Set exercise
Using the records provided below, locate and copy each line that contains the word "name".

[start Raw data]

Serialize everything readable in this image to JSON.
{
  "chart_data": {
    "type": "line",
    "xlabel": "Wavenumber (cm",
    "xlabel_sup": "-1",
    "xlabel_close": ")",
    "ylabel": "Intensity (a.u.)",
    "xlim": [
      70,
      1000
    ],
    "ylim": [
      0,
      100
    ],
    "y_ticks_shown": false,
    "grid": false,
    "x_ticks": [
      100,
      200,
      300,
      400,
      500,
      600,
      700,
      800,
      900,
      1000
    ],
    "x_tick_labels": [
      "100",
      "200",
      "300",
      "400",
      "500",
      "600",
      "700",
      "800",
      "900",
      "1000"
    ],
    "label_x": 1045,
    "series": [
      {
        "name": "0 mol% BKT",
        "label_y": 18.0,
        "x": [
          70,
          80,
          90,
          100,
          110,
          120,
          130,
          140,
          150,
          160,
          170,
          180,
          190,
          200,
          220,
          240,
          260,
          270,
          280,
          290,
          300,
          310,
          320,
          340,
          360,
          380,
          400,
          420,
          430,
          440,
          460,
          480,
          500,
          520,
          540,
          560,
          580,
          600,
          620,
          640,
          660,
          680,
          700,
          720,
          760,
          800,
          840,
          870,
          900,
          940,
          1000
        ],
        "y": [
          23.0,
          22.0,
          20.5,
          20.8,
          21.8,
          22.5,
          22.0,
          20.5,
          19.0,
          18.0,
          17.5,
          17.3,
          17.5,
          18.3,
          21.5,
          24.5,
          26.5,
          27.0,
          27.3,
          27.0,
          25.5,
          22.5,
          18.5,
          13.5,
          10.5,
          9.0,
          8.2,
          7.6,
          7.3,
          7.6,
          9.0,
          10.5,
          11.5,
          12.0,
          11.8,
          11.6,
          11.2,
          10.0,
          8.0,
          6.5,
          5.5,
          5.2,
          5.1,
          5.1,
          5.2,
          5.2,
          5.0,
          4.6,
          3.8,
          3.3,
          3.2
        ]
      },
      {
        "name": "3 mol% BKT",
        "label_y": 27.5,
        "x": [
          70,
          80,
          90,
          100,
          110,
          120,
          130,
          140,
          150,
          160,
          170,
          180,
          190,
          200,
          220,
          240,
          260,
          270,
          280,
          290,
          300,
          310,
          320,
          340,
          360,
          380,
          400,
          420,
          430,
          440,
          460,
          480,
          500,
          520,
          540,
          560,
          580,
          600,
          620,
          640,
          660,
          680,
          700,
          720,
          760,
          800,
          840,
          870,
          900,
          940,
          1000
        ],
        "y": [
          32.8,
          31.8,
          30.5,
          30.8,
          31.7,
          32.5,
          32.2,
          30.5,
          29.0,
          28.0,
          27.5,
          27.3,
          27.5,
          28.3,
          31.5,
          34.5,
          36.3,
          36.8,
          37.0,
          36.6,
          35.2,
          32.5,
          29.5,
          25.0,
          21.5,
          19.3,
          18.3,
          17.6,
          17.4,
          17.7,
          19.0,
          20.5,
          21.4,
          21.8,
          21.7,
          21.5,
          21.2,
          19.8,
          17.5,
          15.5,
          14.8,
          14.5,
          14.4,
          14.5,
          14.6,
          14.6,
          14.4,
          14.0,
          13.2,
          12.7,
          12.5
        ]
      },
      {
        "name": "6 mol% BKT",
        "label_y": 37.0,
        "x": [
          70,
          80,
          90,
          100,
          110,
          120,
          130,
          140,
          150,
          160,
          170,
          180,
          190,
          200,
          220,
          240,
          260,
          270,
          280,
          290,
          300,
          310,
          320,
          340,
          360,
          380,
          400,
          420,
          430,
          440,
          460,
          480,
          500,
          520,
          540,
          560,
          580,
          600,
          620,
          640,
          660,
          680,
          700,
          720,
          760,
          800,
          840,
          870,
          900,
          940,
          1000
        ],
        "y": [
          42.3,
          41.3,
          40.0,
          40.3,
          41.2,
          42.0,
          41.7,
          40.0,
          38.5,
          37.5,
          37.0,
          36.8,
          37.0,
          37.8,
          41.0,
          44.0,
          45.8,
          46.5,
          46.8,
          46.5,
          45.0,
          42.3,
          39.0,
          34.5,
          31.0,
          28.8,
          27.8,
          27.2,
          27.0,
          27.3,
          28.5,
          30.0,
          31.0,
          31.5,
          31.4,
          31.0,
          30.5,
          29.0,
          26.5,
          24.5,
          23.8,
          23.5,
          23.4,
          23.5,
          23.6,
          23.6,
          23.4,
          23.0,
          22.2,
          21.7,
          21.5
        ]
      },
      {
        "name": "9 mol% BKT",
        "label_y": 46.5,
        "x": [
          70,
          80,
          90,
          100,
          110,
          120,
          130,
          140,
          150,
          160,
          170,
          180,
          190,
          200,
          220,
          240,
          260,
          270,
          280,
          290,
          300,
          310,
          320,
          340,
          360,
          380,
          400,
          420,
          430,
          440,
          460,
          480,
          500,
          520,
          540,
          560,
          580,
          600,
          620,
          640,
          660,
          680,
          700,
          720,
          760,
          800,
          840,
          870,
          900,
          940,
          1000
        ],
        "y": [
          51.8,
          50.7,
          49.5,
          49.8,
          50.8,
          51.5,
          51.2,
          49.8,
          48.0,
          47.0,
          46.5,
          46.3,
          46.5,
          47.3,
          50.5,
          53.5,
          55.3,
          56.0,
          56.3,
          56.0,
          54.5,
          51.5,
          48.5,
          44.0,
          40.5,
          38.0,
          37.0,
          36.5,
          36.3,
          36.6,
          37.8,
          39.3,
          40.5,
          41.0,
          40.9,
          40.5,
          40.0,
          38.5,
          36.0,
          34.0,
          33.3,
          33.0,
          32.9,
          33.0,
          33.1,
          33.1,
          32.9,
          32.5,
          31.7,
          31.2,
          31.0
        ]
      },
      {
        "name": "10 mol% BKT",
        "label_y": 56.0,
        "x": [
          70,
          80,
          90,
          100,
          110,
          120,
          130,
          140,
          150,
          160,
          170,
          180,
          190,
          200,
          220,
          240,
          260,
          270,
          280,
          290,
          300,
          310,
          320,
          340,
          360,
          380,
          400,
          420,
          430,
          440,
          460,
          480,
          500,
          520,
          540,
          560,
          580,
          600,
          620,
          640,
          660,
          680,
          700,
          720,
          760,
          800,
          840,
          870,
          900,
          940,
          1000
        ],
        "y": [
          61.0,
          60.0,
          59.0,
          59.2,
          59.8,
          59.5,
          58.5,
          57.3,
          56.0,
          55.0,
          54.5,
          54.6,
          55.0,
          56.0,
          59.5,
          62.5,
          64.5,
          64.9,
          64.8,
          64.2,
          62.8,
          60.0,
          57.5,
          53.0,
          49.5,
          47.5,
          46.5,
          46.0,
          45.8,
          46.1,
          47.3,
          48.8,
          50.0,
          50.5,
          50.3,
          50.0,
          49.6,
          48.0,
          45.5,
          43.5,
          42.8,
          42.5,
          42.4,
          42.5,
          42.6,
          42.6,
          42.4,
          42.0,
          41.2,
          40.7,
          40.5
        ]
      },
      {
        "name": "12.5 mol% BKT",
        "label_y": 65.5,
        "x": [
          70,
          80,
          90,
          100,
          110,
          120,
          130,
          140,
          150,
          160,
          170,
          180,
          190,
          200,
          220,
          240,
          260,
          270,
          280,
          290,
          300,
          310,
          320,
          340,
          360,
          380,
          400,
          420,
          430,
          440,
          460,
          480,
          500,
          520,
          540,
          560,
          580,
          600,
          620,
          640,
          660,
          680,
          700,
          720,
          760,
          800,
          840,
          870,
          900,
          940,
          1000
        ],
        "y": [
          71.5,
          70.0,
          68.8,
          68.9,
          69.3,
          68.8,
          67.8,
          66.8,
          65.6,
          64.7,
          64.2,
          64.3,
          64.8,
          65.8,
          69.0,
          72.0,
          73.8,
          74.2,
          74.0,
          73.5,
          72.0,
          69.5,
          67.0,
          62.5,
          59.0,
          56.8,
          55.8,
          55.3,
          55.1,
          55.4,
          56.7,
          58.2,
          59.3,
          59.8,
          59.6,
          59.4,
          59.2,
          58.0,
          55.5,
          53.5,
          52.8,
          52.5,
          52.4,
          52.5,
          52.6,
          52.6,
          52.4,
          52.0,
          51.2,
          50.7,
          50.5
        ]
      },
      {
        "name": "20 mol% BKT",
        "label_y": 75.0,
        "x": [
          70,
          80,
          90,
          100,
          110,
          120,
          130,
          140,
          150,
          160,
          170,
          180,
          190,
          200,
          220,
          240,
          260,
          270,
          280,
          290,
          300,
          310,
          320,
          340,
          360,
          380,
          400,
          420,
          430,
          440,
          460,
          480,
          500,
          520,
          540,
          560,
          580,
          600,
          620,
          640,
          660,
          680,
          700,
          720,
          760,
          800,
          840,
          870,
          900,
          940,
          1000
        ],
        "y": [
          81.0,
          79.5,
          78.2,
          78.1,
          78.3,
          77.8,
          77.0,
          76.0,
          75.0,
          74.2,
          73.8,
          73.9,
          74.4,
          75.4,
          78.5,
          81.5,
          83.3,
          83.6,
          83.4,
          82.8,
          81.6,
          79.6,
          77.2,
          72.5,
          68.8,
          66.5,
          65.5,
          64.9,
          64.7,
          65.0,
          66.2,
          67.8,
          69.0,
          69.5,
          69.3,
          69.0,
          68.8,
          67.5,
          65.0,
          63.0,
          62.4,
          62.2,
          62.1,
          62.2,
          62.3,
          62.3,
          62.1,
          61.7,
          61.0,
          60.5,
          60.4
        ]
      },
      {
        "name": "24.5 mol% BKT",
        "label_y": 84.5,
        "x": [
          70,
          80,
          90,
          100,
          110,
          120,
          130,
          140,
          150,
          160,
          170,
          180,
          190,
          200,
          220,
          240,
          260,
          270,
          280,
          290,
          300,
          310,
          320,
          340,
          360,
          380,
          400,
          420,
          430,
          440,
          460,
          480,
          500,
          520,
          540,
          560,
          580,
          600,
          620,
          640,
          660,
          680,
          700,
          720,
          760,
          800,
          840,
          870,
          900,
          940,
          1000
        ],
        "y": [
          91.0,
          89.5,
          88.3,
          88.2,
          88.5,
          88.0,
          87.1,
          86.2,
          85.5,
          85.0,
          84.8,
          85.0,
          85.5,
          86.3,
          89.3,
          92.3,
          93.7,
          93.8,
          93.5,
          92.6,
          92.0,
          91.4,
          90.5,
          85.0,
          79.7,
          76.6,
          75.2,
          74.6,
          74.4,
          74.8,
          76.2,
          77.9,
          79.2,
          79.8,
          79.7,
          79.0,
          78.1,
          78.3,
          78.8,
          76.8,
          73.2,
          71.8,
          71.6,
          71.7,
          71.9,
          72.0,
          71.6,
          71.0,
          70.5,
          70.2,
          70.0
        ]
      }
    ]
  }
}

[end Raw data]

Answer to the exercise
        "name": "0 mol% BKT",
        "name": "3 mol% BKT",
        "name": "6 mol% BKT",
        "name": "9 mol% BKT",
        "name": "10 mol% BKT",
        "name": "12.5 mol% BKT",
        "name": "20 mol% BKT",
        "name": "24.5 mol% BKT",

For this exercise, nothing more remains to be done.